▶ _PROMPT_: Search the listing for the string "xlabel" and copy every line that contains it.

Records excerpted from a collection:
──────
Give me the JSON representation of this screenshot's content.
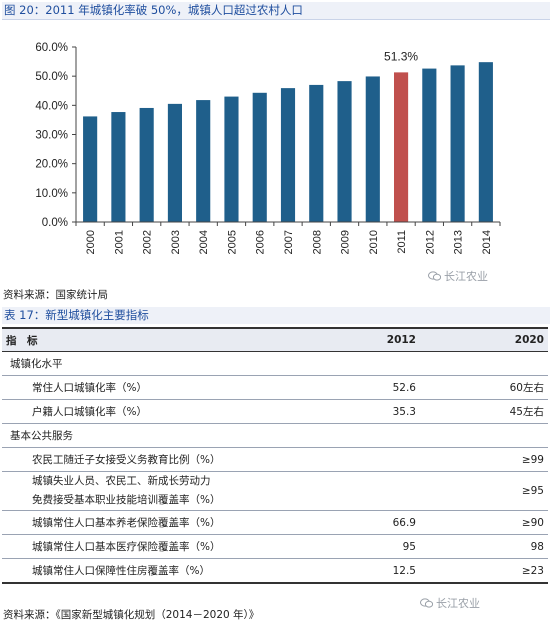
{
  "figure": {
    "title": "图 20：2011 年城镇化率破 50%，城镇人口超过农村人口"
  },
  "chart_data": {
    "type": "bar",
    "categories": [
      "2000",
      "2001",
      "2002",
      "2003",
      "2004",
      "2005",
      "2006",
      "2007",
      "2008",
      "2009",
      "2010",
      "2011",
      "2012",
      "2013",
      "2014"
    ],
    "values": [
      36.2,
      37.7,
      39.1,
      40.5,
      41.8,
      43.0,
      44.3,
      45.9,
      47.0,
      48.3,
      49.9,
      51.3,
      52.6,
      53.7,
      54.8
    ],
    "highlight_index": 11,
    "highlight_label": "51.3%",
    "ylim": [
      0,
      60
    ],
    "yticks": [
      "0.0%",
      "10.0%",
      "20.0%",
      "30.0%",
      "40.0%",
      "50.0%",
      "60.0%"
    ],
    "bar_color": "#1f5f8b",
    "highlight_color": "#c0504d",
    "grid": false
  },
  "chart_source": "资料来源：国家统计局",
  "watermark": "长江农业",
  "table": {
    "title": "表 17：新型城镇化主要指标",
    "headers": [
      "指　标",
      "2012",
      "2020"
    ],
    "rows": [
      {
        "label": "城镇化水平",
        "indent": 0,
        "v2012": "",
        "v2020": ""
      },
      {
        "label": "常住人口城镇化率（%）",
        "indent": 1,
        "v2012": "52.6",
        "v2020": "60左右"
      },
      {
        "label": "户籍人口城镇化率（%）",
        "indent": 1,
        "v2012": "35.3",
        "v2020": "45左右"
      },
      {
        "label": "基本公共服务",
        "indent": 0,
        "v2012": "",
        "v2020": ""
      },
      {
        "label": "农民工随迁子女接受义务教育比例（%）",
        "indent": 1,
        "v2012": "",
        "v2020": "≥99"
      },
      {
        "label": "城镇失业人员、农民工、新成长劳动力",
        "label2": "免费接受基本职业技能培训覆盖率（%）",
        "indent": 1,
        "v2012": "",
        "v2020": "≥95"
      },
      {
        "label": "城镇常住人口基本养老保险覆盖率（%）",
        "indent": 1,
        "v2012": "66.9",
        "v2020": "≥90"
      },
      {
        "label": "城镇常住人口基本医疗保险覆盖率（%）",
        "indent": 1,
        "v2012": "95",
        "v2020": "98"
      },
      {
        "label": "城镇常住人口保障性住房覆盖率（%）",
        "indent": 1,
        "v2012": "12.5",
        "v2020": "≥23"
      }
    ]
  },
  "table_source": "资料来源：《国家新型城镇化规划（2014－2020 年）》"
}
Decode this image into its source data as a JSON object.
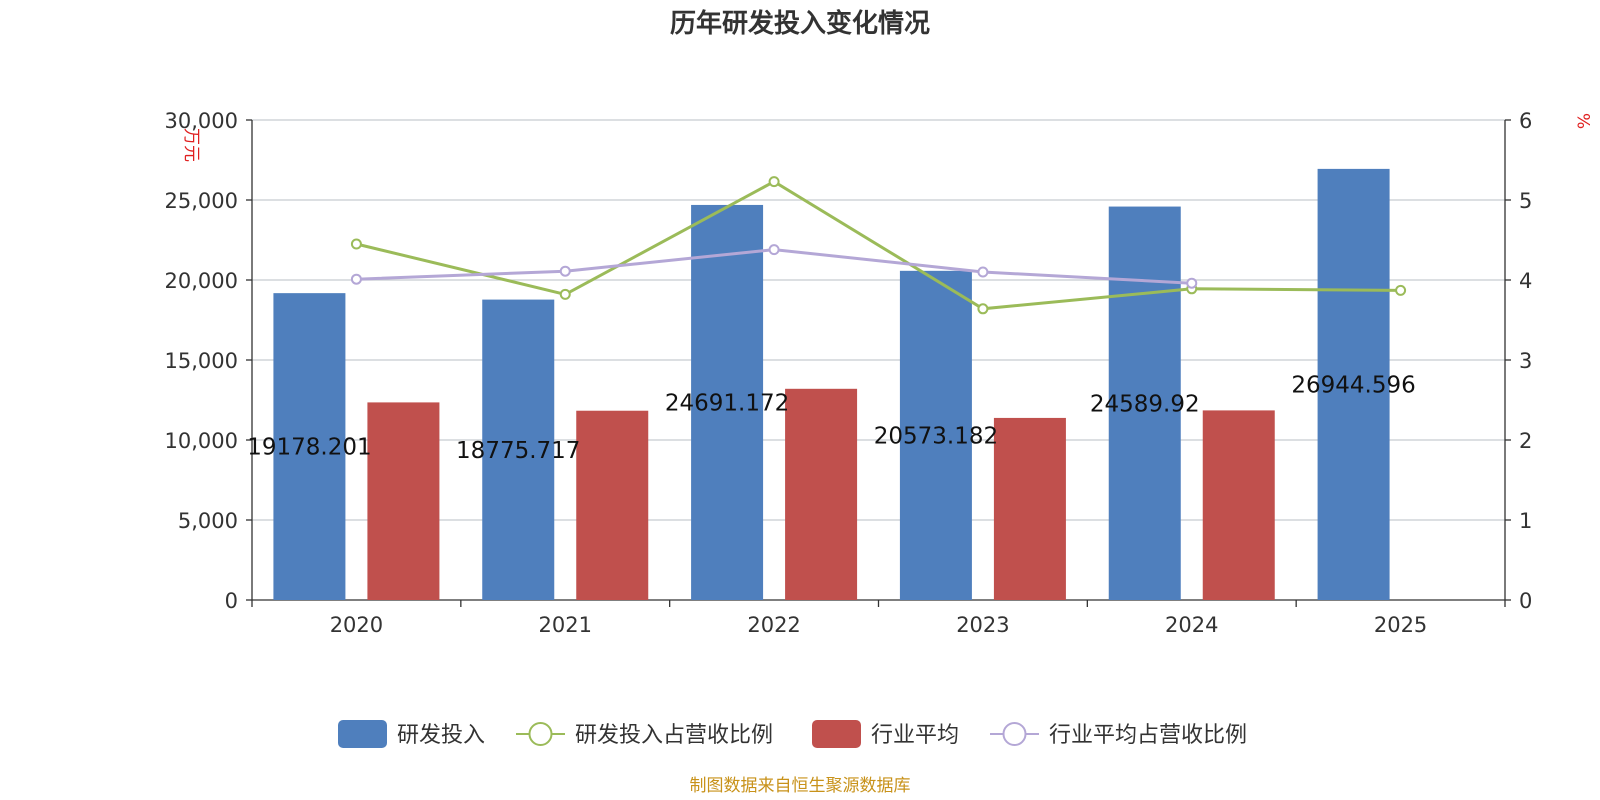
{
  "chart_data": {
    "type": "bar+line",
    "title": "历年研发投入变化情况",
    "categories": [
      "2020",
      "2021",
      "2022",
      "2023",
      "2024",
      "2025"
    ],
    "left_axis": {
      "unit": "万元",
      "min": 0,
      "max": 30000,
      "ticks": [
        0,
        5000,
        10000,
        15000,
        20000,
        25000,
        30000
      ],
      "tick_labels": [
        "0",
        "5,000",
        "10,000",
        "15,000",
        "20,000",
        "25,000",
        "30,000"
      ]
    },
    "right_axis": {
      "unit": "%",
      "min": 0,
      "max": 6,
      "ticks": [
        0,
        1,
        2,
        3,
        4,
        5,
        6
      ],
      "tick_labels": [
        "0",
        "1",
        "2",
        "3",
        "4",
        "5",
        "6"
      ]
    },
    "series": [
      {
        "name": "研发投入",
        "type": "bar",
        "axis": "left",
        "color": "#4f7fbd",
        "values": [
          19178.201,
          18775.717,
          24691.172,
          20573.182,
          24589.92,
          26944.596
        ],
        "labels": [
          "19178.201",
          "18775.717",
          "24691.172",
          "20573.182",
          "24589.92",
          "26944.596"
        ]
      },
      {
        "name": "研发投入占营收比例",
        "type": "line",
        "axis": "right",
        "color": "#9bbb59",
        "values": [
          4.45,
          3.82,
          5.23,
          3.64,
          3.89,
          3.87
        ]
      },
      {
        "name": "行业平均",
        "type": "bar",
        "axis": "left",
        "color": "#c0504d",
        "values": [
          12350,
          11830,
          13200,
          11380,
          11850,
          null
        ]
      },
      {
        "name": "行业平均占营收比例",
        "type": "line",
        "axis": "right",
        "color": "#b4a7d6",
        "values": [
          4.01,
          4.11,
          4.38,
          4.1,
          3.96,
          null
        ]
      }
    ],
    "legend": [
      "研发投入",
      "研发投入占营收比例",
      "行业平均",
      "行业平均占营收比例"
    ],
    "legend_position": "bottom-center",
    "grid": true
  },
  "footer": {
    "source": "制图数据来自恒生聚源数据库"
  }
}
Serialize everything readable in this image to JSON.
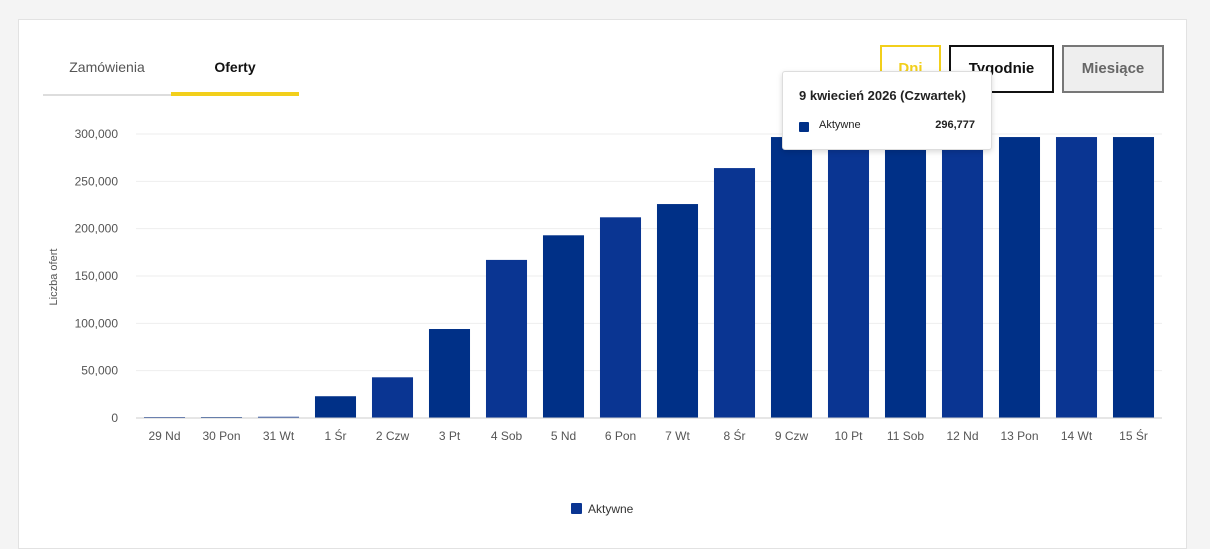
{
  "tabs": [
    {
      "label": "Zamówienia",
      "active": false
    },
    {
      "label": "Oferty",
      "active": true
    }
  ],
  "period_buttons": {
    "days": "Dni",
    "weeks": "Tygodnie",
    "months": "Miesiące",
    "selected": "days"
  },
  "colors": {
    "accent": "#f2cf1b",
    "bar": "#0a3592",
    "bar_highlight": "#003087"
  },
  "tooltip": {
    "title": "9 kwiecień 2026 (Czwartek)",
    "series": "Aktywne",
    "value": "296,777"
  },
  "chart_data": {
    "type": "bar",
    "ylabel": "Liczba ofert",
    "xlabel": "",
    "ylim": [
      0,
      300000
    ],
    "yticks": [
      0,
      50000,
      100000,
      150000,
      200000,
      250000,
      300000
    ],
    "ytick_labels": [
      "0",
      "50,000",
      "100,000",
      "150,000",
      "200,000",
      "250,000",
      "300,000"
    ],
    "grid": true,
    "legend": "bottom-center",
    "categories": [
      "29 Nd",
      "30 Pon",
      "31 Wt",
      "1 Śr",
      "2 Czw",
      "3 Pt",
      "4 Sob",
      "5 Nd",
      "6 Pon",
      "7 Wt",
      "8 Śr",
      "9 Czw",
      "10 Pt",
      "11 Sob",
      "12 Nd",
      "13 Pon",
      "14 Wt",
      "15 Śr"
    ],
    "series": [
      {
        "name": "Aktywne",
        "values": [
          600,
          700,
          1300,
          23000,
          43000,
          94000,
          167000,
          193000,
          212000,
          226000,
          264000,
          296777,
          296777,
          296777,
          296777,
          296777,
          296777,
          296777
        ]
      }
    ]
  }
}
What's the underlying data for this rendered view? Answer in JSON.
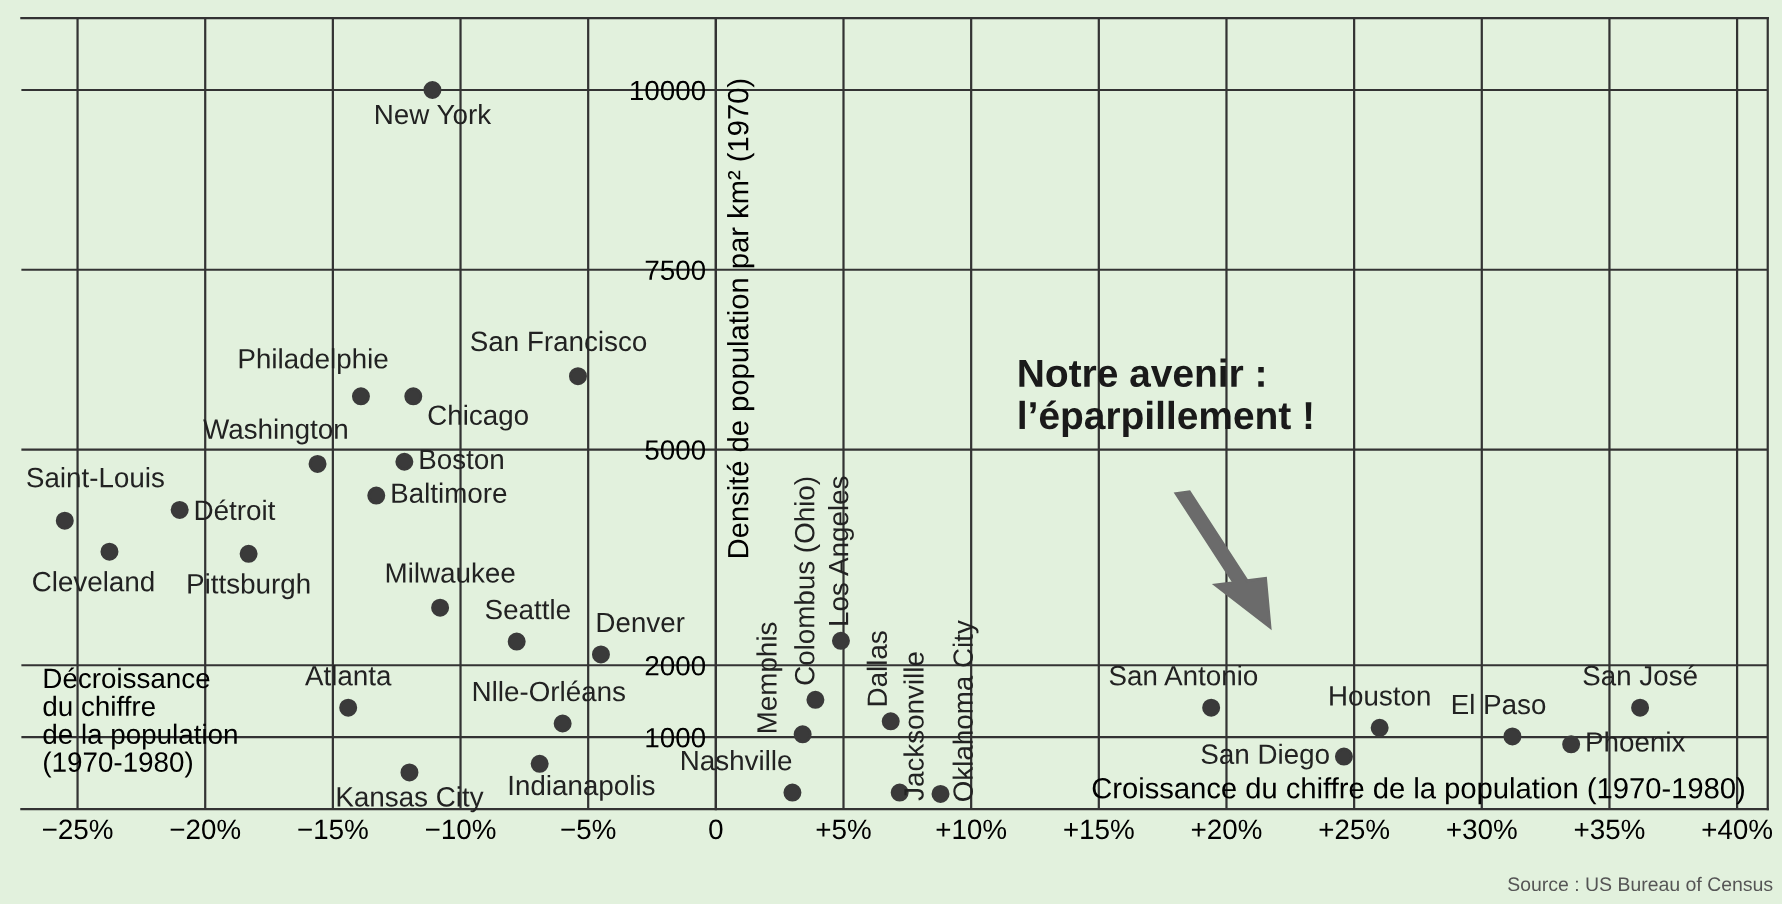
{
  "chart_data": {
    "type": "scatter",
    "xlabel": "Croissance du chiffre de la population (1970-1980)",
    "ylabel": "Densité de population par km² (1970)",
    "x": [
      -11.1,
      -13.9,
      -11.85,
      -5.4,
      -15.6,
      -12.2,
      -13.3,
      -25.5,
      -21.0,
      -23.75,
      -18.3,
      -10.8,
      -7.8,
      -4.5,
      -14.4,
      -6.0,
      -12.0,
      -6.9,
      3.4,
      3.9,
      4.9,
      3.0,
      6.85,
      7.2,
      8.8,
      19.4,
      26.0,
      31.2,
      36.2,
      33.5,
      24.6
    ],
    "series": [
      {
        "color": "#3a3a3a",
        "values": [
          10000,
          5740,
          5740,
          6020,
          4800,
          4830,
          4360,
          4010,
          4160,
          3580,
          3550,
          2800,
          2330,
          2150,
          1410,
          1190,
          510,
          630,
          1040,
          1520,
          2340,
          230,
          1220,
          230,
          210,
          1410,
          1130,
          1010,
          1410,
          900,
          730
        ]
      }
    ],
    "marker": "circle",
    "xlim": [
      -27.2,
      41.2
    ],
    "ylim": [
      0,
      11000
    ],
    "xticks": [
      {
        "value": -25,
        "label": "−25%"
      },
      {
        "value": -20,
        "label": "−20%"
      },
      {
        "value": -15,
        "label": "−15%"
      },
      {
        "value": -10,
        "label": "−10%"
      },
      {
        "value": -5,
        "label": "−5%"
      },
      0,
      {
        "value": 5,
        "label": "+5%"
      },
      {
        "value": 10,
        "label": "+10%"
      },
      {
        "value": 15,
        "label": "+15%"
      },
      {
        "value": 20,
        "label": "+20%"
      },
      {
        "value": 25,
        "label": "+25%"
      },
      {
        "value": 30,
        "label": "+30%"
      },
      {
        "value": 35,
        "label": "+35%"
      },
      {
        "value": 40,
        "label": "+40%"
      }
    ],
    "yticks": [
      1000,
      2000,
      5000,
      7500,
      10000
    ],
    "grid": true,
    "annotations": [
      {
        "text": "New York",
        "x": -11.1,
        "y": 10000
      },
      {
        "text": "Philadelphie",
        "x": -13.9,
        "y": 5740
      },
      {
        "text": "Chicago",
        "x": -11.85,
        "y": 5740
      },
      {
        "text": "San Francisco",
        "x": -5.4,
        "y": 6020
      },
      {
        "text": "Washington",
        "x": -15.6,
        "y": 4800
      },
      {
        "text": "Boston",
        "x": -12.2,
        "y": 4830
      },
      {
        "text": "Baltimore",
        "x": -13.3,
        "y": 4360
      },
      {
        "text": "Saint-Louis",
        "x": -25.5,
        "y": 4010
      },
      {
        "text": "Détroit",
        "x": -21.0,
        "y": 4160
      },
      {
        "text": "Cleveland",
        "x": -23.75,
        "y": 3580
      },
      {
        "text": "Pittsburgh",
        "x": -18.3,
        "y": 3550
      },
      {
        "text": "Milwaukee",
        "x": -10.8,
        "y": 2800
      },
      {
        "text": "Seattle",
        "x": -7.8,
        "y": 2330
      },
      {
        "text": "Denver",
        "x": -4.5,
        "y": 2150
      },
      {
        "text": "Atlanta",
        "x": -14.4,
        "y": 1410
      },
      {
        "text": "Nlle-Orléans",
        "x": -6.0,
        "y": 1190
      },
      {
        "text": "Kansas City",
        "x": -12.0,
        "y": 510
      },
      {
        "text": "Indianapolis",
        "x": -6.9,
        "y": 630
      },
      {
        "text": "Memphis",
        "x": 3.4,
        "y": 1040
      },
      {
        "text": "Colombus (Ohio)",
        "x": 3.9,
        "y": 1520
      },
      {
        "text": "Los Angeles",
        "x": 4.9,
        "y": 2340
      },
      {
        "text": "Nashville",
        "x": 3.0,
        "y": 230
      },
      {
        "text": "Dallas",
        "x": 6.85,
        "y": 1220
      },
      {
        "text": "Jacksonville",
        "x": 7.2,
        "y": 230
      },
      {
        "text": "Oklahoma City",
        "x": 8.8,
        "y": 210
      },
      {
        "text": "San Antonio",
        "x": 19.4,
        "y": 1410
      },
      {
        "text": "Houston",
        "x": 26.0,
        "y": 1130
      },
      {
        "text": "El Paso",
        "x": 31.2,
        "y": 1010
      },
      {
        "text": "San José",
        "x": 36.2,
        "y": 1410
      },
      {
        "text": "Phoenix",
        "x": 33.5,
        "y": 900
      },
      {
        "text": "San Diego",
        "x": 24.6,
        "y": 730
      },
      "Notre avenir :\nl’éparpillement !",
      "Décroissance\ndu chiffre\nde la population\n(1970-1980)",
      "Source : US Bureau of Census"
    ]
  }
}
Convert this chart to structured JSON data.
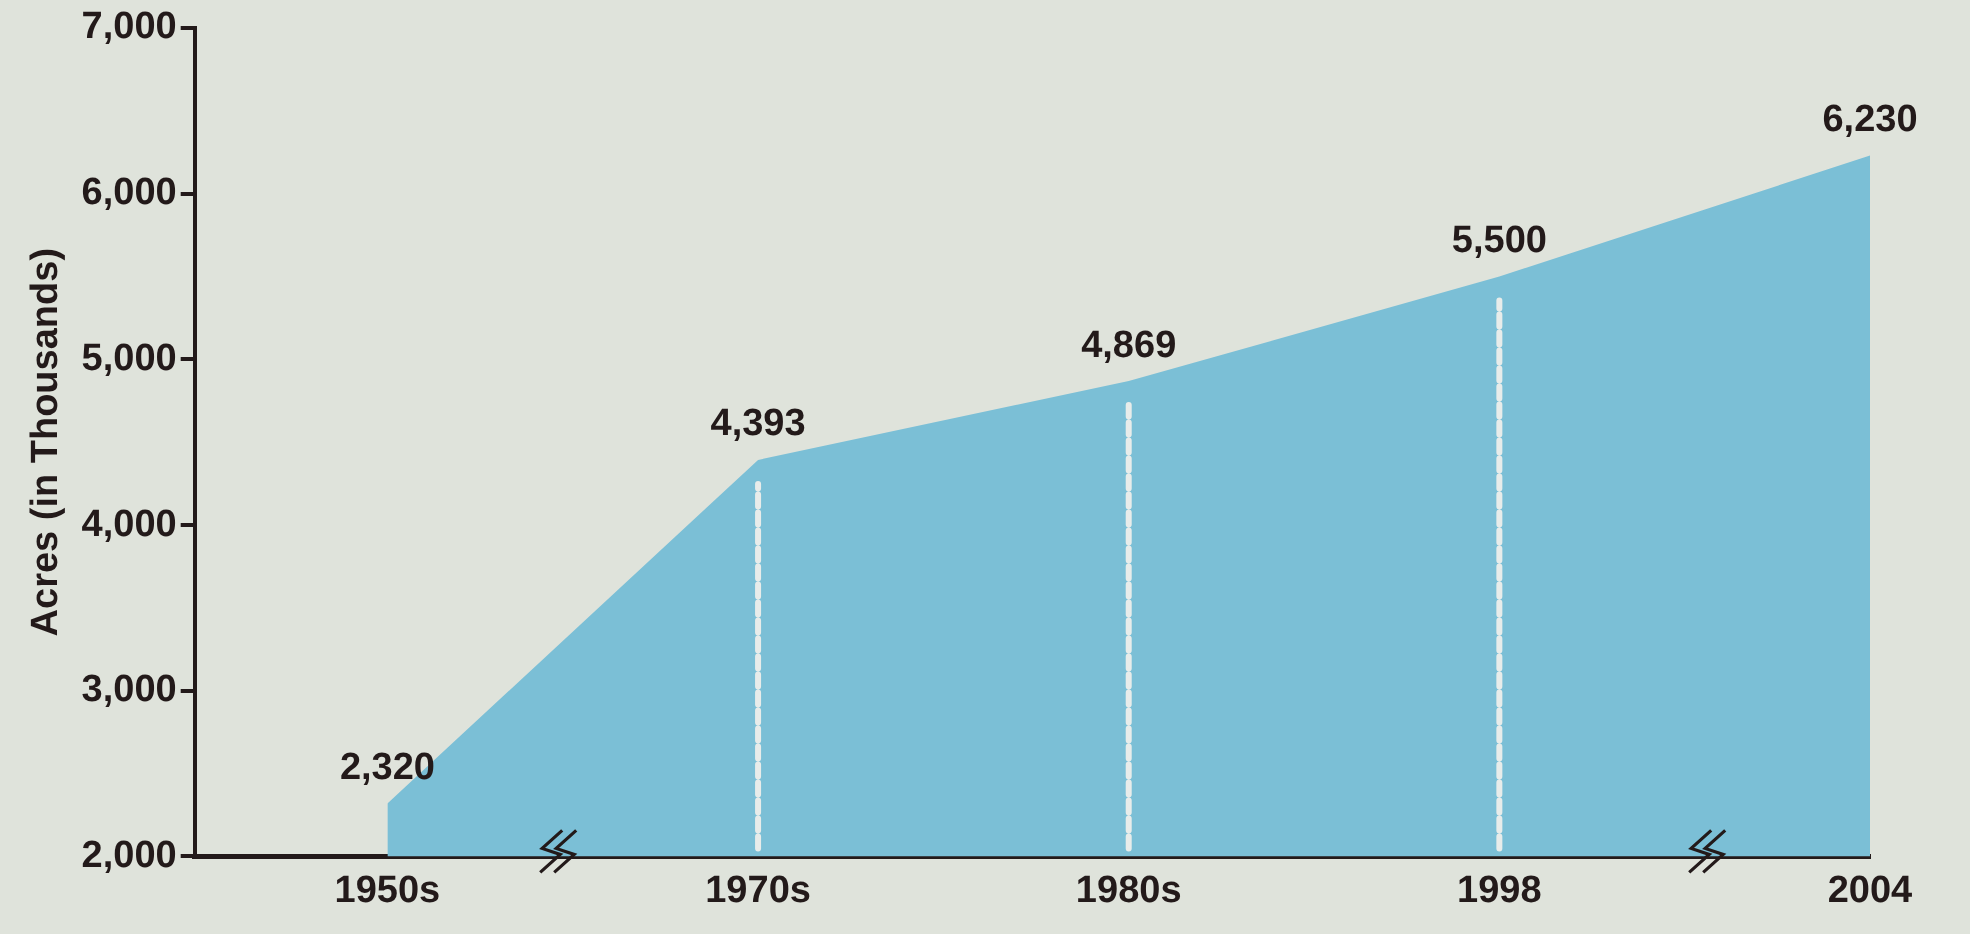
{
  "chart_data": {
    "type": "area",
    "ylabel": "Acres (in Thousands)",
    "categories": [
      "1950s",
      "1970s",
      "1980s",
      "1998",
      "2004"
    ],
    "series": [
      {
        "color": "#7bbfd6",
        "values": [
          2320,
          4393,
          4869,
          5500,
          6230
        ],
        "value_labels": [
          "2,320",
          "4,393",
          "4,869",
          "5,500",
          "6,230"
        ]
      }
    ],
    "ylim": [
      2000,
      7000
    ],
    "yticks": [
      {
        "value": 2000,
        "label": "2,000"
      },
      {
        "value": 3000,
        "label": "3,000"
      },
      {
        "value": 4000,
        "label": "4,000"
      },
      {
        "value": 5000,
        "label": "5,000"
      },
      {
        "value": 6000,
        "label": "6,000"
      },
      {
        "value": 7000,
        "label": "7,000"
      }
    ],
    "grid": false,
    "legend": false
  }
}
──────
▶ _ANSWER IN FULL_:
    "xlabel": "",
    "xlabel": "Croissance du chiffre de la population (1970-1980)",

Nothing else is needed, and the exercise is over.